* SUPPLIED RECORDS:
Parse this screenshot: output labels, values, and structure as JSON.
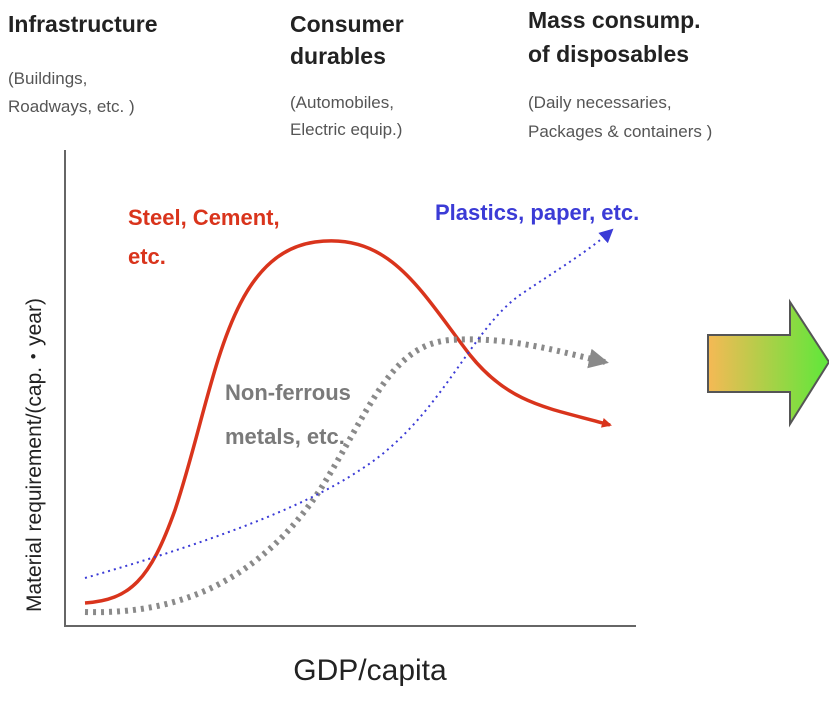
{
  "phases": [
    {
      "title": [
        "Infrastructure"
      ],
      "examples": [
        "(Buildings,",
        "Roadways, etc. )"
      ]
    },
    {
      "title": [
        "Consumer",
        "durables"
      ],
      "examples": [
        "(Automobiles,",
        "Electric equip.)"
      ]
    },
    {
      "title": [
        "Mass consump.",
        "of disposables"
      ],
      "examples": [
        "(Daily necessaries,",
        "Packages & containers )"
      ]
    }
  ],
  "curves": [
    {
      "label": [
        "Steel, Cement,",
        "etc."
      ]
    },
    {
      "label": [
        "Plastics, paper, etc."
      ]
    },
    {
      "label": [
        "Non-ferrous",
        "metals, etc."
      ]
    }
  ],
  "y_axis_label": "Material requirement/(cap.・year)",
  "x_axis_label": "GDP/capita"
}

* DIRECTIONS FOR THIS TASK:
Without the pictures, output the full listing exactly as it stands.

* RESULT:
Parse this screenshot: output labels, values, and structure as JSON.
{
  "phases": [
    {
      "title": [
        "Infrastructure"
      ],
      "examples": [
        "(Buildings,",
        "Roadways, etc. )"
      ]
    },
    {
      "title": [
        "Consumer",
        "durables"
      ],
      "examples": [
        "(Automobiles,",
        "Electric equip.)"
      ]
    },
    {
      "title": [
        "Mass consump.",
        "of disposables"
      ],
      "examples": [
        "(Daily necessaries,",
        "Packages & containers )"
      ]
    }
  ],
  "curves": [
    {
      "label": [
        "Steel, Cement,",
        "etc."
      ]
    },
    {
      "label": [
        "Plastics, paper, etc."
      ]
    },
    {
      "label": [
        "Non-ferrous",
        "metals, etc."
      ]
    }
  ],
  "y_axis_label": "Material requirement/(cap.・year)",
  "x_axis_label": "GDP/capita"
}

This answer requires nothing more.